__Short problem__:
Give every line from the entries that contains "серии".

__Data for the task__:
——————
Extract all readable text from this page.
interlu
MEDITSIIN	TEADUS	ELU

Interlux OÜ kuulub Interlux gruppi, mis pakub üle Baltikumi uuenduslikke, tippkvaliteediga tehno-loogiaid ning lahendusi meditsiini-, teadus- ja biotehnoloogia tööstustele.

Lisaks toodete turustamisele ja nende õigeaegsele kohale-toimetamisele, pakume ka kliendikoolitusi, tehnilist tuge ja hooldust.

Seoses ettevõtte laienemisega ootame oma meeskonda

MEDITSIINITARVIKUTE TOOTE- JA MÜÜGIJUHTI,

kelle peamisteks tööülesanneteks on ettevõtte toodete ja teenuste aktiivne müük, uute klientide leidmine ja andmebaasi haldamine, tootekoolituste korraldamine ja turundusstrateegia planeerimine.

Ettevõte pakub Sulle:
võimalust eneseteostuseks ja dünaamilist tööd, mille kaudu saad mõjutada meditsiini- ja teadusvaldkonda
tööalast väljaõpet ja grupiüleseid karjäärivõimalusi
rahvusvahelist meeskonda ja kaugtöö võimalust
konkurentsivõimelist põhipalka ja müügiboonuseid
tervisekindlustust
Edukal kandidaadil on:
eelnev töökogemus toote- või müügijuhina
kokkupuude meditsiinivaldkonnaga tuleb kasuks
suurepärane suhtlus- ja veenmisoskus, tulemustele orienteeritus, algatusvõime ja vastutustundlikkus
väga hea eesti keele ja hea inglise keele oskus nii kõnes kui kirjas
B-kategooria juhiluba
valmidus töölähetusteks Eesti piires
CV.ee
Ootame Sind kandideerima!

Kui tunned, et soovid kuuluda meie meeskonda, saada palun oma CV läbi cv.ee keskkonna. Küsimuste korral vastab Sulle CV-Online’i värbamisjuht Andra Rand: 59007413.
——————
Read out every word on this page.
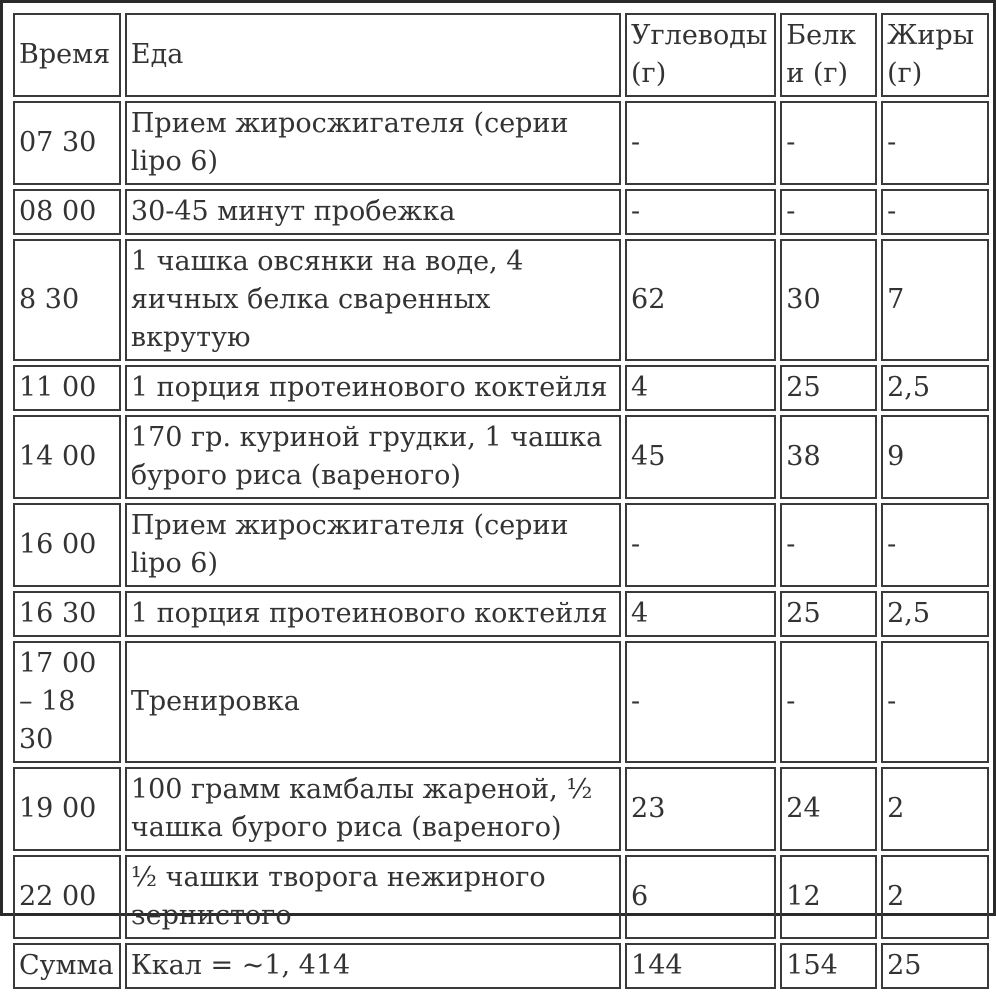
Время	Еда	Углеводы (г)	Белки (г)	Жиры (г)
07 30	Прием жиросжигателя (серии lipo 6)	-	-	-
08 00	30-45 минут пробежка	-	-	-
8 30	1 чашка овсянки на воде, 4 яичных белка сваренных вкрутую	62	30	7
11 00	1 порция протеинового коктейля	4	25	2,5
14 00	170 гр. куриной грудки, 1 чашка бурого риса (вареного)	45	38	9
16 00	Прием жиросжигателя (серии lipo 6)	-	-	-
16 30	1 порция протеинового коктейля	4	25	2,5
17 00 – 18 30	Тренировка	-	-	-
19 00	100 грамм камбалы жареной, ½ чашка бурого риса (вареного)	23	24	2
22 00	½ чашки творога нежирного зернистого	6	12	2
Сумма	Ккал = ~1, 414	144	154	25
——————
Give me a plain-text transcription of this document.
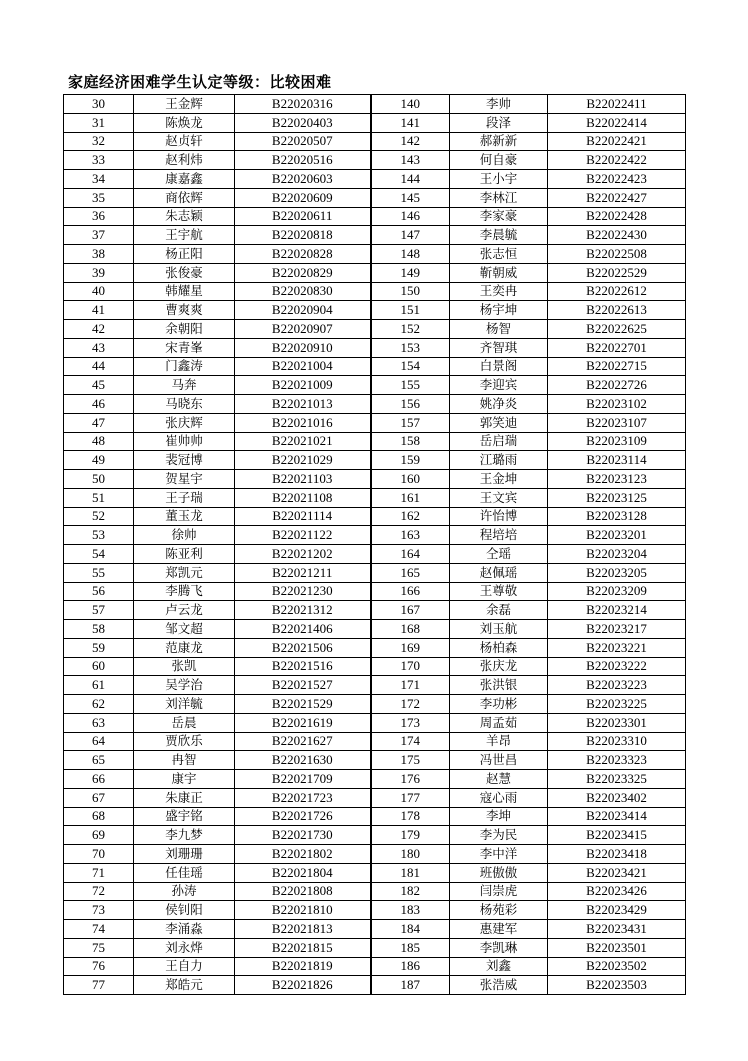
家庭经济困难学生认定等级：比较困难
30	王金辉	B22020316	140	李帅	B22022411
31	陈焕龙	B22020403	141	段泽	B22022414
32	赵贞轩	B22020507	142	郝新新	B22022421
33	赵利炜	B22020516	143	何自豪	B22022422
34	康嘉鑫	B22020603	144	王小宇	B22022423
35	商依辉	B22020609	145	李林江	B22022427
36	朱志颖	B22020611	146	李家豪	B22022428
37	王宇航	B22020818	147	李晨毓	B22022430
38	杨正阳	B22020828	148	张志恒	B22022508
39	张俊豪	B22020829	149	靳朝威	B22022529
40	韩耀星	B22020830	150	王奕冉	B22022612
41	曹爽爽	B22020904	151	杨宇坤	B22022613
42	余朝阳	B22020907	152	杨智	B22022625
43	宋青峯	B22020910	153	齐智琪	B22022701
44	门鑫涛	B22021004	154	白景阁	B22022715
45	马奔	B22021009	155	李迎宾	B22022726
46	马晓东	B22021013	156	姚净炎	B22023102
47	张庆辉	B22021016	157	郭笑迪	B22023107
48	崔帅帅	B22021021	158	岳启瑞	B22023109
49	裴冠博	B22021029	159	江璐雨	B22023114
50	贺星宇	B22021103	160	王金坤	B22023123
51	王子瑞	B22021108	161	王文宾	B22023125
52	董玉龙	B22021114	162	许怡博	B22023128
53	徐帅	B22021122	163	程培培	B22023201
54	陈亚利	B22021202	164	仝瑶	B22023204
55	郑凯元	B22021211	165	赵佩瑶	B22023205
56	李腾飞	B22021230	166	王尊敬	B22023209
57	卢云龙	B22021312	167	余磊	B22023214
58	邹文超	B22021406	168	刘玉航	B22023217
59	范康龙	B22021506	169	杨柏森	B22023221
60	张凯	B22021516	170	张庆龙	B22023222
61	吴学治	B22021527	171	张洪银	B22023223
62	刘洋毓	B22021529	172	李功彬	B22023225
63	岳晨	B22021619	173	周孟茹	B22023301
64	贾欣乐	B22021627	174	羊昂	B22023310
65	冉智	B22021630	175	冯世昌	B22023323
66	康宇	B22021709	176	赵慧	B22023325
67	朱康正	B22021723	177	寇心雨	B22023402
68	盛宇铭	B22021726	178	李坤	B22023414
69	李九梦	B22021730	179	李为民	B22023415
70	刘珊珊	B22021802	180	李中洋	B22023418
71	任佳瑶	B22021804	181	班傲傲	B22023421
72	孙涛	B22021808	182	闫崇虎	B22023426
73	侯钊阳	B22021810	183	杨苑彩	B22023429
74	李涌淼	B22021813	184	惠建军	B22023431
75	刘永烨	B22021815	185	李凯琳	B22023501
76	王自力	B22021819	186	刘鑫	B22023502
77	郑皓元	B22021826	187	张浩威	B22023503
——————
__Worked answer__:
07 30	Прием жиросжигателя (серии lipo 6)	-	-	-
16 00	Прием жиросжигателя (серии lipo 6)	-	-	-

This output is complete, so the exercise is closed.